→ Given records
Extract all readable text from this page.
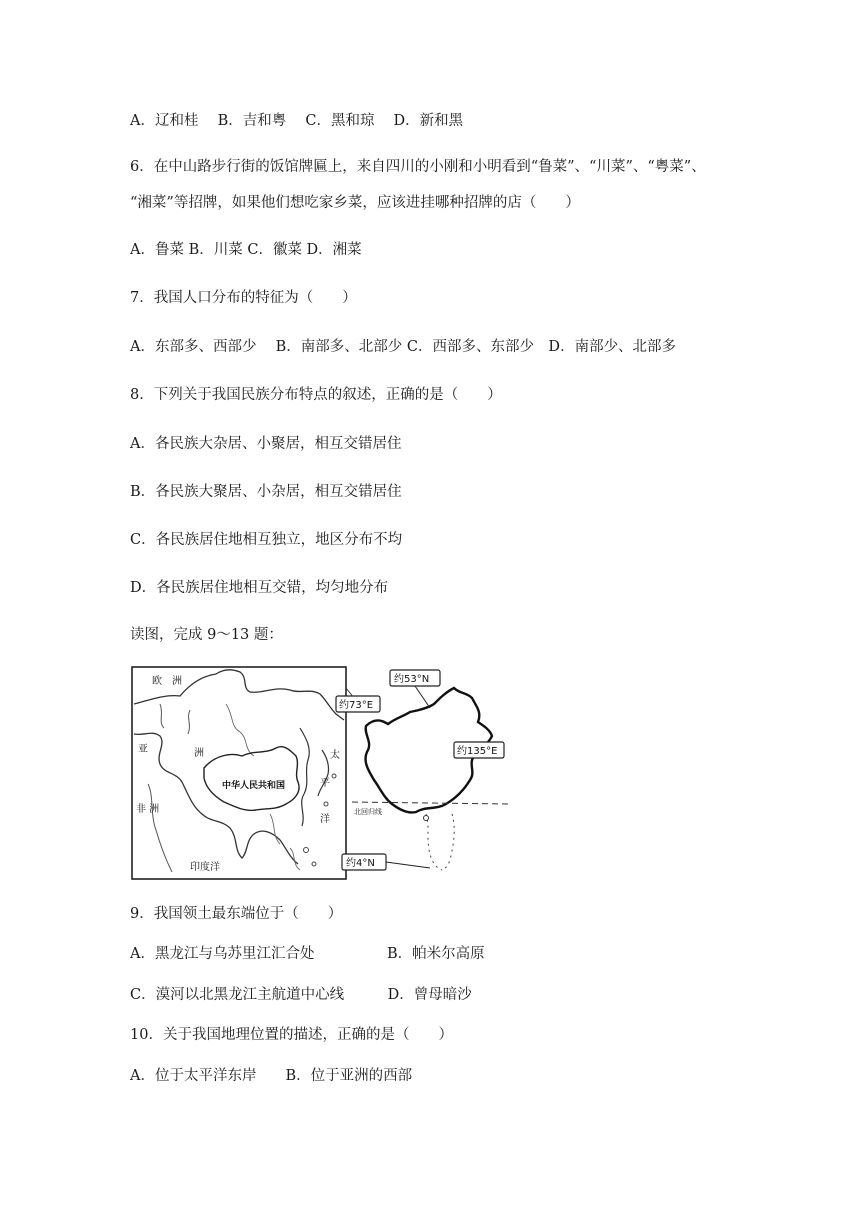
A．辽和桂　 B．吉和粤　 C．黑和琼　 D．新和黑
6．在中山路步行街的饭馆牌匾上，来自四川的小刚和小明看到“鲁菜”、“川菜”、“粤菜”、
“湘菜”等招牌，如果他们想吃家乡菜，应该进挂哪种招牌的店（　　）
A．鲁菜 B．川菜 C．徽菜 D．湘菜
7．我国人口分布的特征为（　　）
A．东部多、西部少　 B．南部多、北部少 C．西部多、东部少　D．南部少、北部多
8．下列关于我国民族分布特点的叙述，正确的是（　　）
A．各民族大杂居、小聚居，相互交错居住
B．各民族大聚居、小杂居，相互交错居住
C．各民族居住地相互独立，地区分布不均
D．各民族居住地相互交错，均匀地分布
读图，完成 9～13 题：
欧　洲
亚	洲
非 洲
印度洋
太
平
洋
中华人民共和国
约53°N
约73°E
约135°E
约4°N
北回归线
9．我国领土最东端位于（　　）
A．黑龙江与乌苏里江汇合处　　　　　B．帕米尔高原
C．漠河以北黑龙江主航道中心线　　　D．曾母暗沙
10．关于我国地理位置的描述，正确的是（　　）
A．位于太平洋东岸　　B．位于亚洲的西部
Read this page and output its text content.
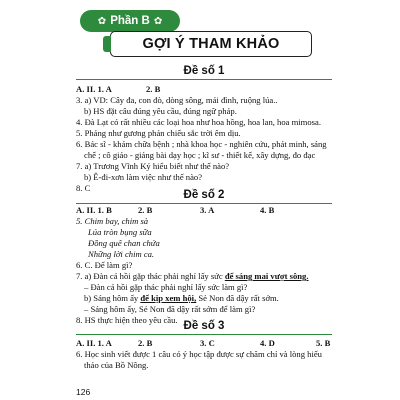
✿ Phần B ✿
GỢI Ý THAM KHẢO
Đề số 1
A. II. 1. A	2. B
3. a) VD: Cây đa, con đò, dòng sông, mái đình, ruộng lúa..
b) HS đặt câu đúng yêu cầu, đúng ngữ pháp.
4. Đà Lạt có rất nhiều các loại hoa như hoa hồng, hoa lan, hoa mimosa.
5. Phảng như gương phản chiếu sắc trời êm dịu.
6. Bác sĩ - khám chữa bệnh ; nhà khoa học - nghiên cứu, phát minh, sáng
chế ; cô giáo - giảng bài dạy học ; kĩ sư - thiết kế, xây dựng, đo đạc
7. a) Trương Vĩnh Ký hiểu biết như thế nào?
b) Ê-đi-xơn làm việc như thế nào?
8. C
Đề số 2
A. II. 1. B	2. B	3. A	4. B
5. Chim bay, chim sà
Lúa tròn bụng sữa
Đồng quê chan chứa
Những lời chim ca.
6. C. Để làm gì?
7. a) Đàn cá hồi gặp thác phải nghỉ lấy sức để sáng mai vượt sông.
– Đàn cá hồi gặp thác phải nghỉ lấy sức làm gì?
b) Sáng hôm ấy để kịp xem hội, Sẻ Non đã dậy rất sớm.
– Sáng hôm ấy, Sẻ Non đã dậy rất sớm để làm gì?
8. HS thực hiện theo yêu cầu. Đề số 3
A. II. 1. A	2. B	3. C	4. D	5. B
6. Học sinh viết được 1 câu có ý học tập được sự chăm chỉ và lòng hiếu
thảo của Bồ Nông.
126
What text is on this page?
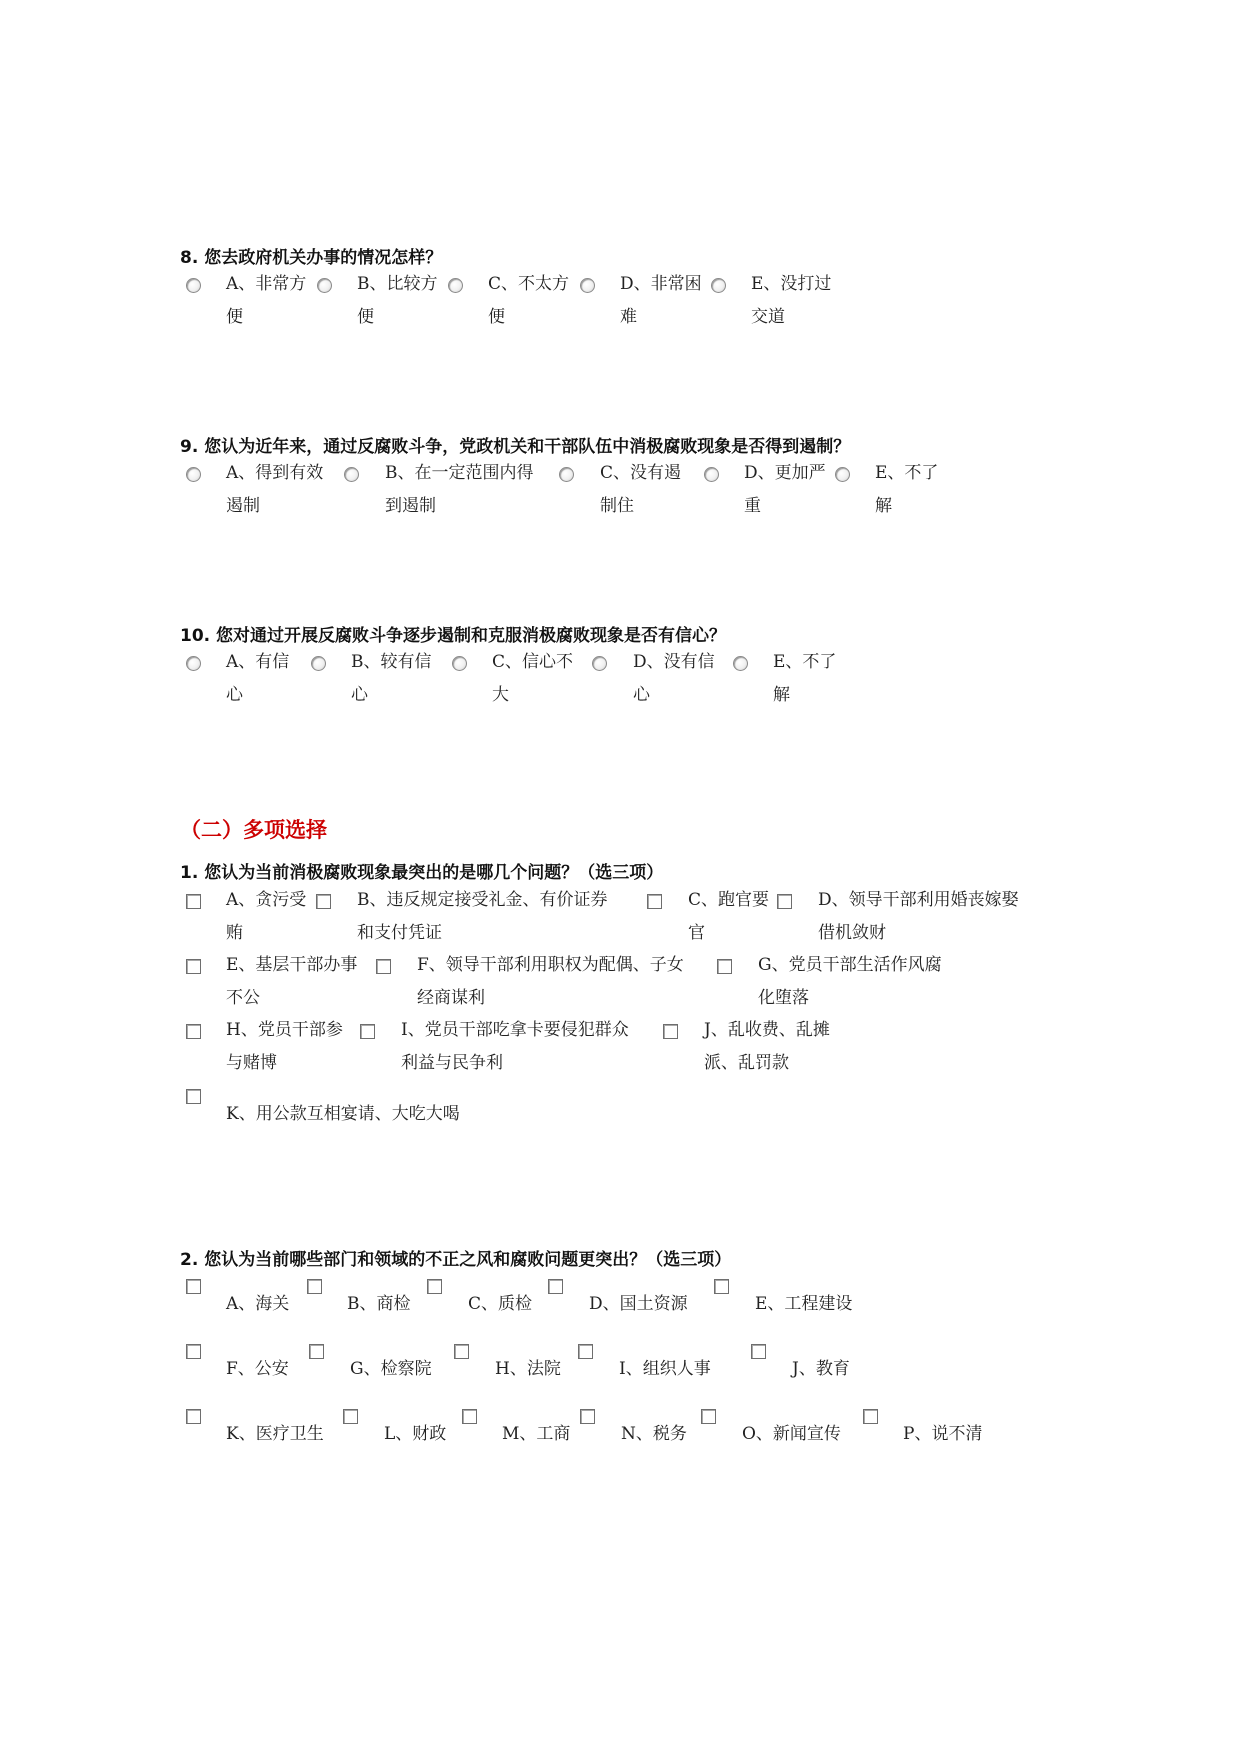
8. 您去政府机关办事的情况怎样？
A、非常方
便
B、比较方
便
C、不太方
便
D、非常困
难
E、没打过
交道
9. 您认为近年来，通过反腐败斗争，党政机关和干部队伍中消极腐败现象是否得到遏制？
A、得到有效
遏制
B、在一定范围内得
到遏制
C、没有遏
制住
D、更加严
重
E、不了
解
10. 您对通过开展反腐败斗争逐步遏制和克服消极腐败现象是否有信心？
A、有信
心
B、较有信
心
C、信心不
大
D、没有信
心
E、不了
解
（二）多项选择
1. 您认为当前消极腐败现象最突出的是哪几个问题？（选三项）
A、贪污受
贿
B、违反规定接受礼金、有价证券
和支付凭证
C、跑官要
官
D、领导干部利用婚丧嫁娶
借机敛财
E、基层干部办事
不公
F、领导干部利用职权为配偶、子女
经商谋利
G、党员干部生活作风腐
化堕落
H、党员干部参
与赌博
I、党员干部吃拿卡要侵犯群众
利益与民争利
J、乱收费、乱摊
派、乱罚款
K、用公款互相宴请、大吃大喝
2. 您认为当前哪些部门和领域的不正之风和腐败问题更突出？（选三项）
A、海关	B、商检	C、质检	D、国土资源	E、工程建设
F、公安	G、检察院	H、法院	I、组织人事	J、教育
K、医疗卫生	L、财政	M、工商	N、税务	O、新闻宣传	P、说不清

→ Problem to solve
Please write out all the data again word for word, but not the pictures.

→ Output
Extract all readable text from this page.
A．辽和桂　 B．吉和粤　 C．黑和琼　 D．新和黑
6．在中山路步行街的饭馆牌匾上，来自四川的小刚和小明看到“鲁菜”、“川菜”、“粤菜”、
“湘菜”等招牌，如果他们想吃家乡菜，应该进挂哪种招牌的店（　　）
A．鲁菜 B．川菜 C．徽菜 D．湘菜
7．我国人口分布的特征为（　　）
A．东部多、西部少　 B．南部多、北部少 C．西部多、东部少　D．南部少、北部多
8．下列关于我国民族分布特点的叙述，正确的是（　　）
A．各民族大杂居、小聚居，相互交错居住
B．各民族大聚居、小杂居，相互交错居住
C．各民族居住地相互独立，地区分布不均
D．各民族居住地相互交错，均匀地分布
读图，完成 9～13 题：
欧　洲
亚	洲
非 洲
印度洋
太
平
洋
中华人民共和国
约53°N
约73°E
约135°E
约4°N
北回归线
9．我国领土最东端位于（　　）
A．黑龙江与乌苏里江汇合处　　　　　B．帕米尔高原
C．漠河以北黑龙江主航道中心线　　　D．曾母暗沙
10．关于我国地理位置的描述，正确的是（　　）
A．位于太平洋东岸　　B．位于亚洲的西部
Read this page and output its text content.
✿ Phần B ✿
GỢI Ý THAM KHẢO
Đề số 1
A. II. 1. A	2. B
3. a) VD: Cây đa, con đò, dòng sông, mái đình, ruộng lúa..
b) HS đặt câu đúng yêu cầu, đúng ngữ pháp.
4. Đà Lạt có rất nhiều các loại hoa như hoa hồng, hoa lan, hoa mimosa.
5. Phảng như gương phản chiếu sắc trời êm dịu.
6. Bác sĩ - khám chữa bệnh ; nhà khoa học - nghiên cứu, phát minh, sáng
chế ; cô giáo - giảng bài dạy học ; kĩ sư - thiết kế, xây dựng, đo đạc
7. a) Trương Vĩnh Ký hiểu biết như thế nào?
b) Ê-đi-xơn làm việc như thế nào?
8. C
Đề số 2
A. II. 1. B	2. B	3. A	4. B
5. Chim bay, chim sà
Lúa tròn bụng sữa
Đồng quê chan chứa
Những lời chim ca.
6. C. Để làm gì?
7. a) Đàn cá hồi gặp thác phải nghỉ lấy sức để sáng mai vượt sông.
– Đàn cá hồi gặp thác phải nghỉ lấy sức làm gì?
b) Sáng hôm ấy để kịp xem hội, Sẻ Non đã dậy rất sớm.
– Sáng hôm ấy, Sẻ Non đã dậy rất sớm để làm gì?
8. HS thực hiện theo yêu cầu. Đề số 3
A. II. 1. A	2. B	3. C	4. D	5. B
6. Học sinh viết được 1 câu có ý học tập được sự chăm chỉ và lòng hiếu
thảo của Bồ Nông.
126
What text is on this page?
8. 您去政府机关办事的情况怎样？
A、非常方
便
B、比较方
便
C、不太方
便
D、非常困
难
E、没打过
交道
9. 您认为近年来，通过反腐败斗争，党政机关和干部队伍中消极腐败现象是否得到遏制？
A、得到有效
遏制
B、在一定范围内得
到遏制
C、没有遏
制住
D、更加严
重
E、不了
解
10. 您对通过开展反腐败斗争逐步遏制和克服消极腐败现象是否有信心？
A、有信
心
B、较有信
心
C、信心不
大
D、没有信
心
E、不了
解
（二）多项选择
1. 您认为当前消极腐败现象最突出的是哪几个问题？（选三项）
A、贪污受
贿
B、违反规定接受礼金、有价证券
和支付凭证
C、跑官要
官
D、领导干部利用婚丧嫁娶
借机敛财
E、基层干部办事
不公
F、领导干部利用职权为配偶、子女
经商谋利
G、党员干部生活作风腐
化堕落
H、党员干部参
与赌博
I、党员干部吃拿卡要侵犯群众
利益与民争利
J、乱收费、乱摊
派、乱罚款
K、用公款互相宴请、大吃大喝
2. 您认为当前哪些部门和领域的不正之风和腐败问题更突出？（选三项）
A、海关	B、商检	C、质检	D、国土资源	E、工程建设
F、公安	G、检察院	H、法院	I、组织人事	J、教育
K、医疗卫生	L、财政	M、工商	N、税务	O、新闻宣传	P、说不清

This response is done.